Problem requirements: Reproduce all of the data exactly.

Supplied information:
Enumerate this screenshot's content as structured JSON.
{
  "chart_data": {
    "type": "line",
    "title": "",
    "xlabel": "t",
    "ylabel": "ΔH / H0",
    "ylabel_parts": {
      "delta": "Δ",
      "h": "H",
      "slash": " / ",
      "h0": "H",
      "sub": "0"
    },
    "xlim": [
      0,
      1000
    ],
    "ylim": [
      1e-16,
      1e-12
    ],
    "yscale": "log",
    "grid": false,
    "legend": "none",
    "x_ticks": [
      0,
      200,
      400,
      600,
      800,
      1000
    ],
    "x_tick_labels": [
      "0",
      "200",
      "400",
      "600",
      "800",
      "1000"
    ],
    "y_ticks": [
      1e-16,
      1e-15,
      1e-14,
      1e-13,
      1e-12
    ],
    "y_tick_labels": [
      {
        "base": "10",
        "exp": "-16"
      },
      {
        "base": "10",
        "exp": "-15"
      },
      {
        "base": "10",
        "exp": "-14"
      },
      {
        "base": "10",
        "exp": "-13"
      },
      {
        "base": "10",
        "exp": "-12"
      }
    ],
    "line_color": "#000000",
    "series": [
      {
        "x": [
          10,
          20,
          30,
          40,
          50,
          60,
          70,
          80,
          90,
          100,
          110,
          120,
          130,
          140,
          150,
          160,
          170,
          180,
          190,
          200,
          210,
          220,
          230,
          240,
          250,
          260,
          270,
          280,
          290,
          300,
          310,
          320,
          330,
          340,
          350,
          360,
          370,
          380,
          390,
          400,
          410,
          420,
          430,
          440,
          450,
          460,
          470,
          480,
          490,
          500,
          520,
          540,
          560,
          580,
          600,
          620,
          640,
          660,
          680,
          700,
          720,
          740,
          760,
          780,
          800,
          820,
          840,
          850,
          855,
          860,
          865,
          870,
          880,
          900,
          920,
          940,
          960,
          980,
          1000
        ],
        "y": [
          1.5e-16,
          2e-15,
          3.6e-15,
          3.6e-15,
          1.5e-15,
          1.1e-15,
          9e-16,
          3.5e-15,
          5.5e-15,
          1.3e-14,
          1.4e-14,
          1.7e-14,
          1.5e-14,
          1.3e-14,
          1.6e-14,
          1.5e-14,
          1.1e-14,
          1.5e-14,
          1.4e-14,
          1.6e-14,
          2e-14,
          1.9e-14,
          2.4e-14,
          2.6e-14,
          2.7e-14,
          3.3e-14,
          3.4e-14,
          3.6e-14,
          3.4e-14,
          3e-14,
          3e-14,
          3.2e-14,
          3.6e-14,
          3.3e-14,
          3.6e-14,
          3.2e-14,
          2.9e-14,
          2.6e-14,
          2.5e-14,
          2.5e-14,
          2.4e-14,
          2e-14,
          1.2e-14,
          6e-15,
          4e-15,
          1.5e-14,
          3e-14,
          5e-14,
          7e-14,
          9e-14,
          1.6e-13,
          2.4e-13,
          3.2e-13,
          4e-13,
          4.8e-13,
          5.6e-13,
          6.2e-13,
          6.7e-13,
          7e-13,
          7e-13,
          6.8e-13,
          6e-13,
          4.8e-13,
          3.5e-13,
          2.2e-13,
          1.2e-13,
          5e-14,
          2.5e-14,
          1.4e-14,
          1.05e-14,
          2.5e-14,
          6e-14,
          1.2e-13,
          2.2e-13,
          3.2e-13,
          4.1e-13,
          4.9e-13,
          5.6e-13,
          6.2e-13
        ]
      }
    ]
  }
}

Finished answer:
Enumerate this screenshot's content as structured JSON.
{
  "chart_data": {
    "type": "line",
    "title": "",
    "xlabel": "t",
    "ylabel": "ΔH / H0",
    "ylabel_parts": {
      "delta": "Δ",
      "h": "H",
      "slash": " / ",
      "h0": "H",
      "sub": "0"
    },
    "xlim": [
      0,
      1000
    ],
    "ylim": [
      1e-16,
      1e-12
    ],
    "yscale": "log",
    "grid": false,
    "legend": "none",
    "x_ticks": [
      0,
      200,
      400,
      600,
      800,
      1000
    ],
    "x_tick_labels": [
      "0",
      "200",
      "400",
      "600",
      "800",
      "1000"
    ],
    "y_ticks": [
      1e-16,
      1e-15,
      1e-14,
      1e-13,
      1e-12
    ],
    "y_tick_labels": [
      {
        "base": "10",
        "exp": "-16"
      },
      {
        "base": "10",
        "exp": "-15"
      },
      {
        "base": "10",
        "exp": "-14"
      },
      {
        "base": "10",
        "exp": "-13"
      },
      {
        "base": "10",
        "exp": "-12"
      }
    ],
    "line_color": "#000000",
    "series": [
      {
        "x": [
          10,
          20,
          30,
          40,
          50,
          60,
          70,
          80,
          90,
          100,
          110,
          120,
          130,
          140,
          150,
          160,
          170,
          180,
          190,
          200,
          210,
          220,
          230,
          240,
          250,
          260,
          270,
          280,
          290,
          300,
          310,
          320,
          330,
          340,
          350,
          360,
          370,
          380,
          390,
          400,
          410,
          420,
          430,
          440,
          450,
          460,
          470,
          480,
          490,
          500,
          520,
          540,
          560,
          580,
          600,
          620,
          640,
          660,
          680,
          700,
          720,
          740,
          760,
          780,
          800,
          820,
          840,
          850,
          855,
          860,
          865,
          870,
          880,
          900,
          920,
          940,
          960,
          980,
          1000
        ],
        "y": [
          1.5e-16,
          2e-15,
          3.6e-15,
          3.6e-15,
          1.5e-15,
          1.1e-15,
          9e-16,
          3.5e-15,
          5.5e-15,
          1.3e-14,
          1.4e-14,
          1.7e-14,
          1.5e-14,
          1.3e-14,
          1.6e-14,
          1.5e-14,
          1.1e-14,
          1.5e-14,
          1.4e-14,
          1.6e-14,
          2e-14,
          1.9e-14,
          2.4e-14,
          2.6e-14,
          2.7e-14,
          3.3e-14,
          3.4e-14,
          3.6e-14,
          3.4e-14,
          3e-14,
          3e-14,
          3.2e-14,
          3.6e-14,
          3.3e-14,
          3.6e-14,
          3.2e-14,
          2.9e-14,
          2.6e-14,
          2.5e-14,
          2.5e-14,
          2.4e-14,
          2e-14,
          1.2e-14,
          6e-15,
          4e-15,
          1.5e-14,
          3e-14,
          5e-14,
          7e-14,
          9e-14,
          1.6e-13,
          2.4e-13,
          3.2e-13,
          4e-13,
          4.8e-13,
          5.6e-13,
          6.2e-13,
          6.7e-13,
          7e-13,
          7e-13,
          6.8e-13,
          6e-13,
          4.8e-13,
          3.5e-13,
          2.2e-13,
          1.2e-13,
          5e-14,
          2.5e-14,
          1.4e-14,
          1.05e-14,
          2.5e-14,
          6e-14,
          1.2e-13,
          2.2e-13,
          3.2e-13,
          4.1e-13,
          4.9e-13,
          5.6e-13,
          6.2e-13
        ]
      }
    ]
  }
}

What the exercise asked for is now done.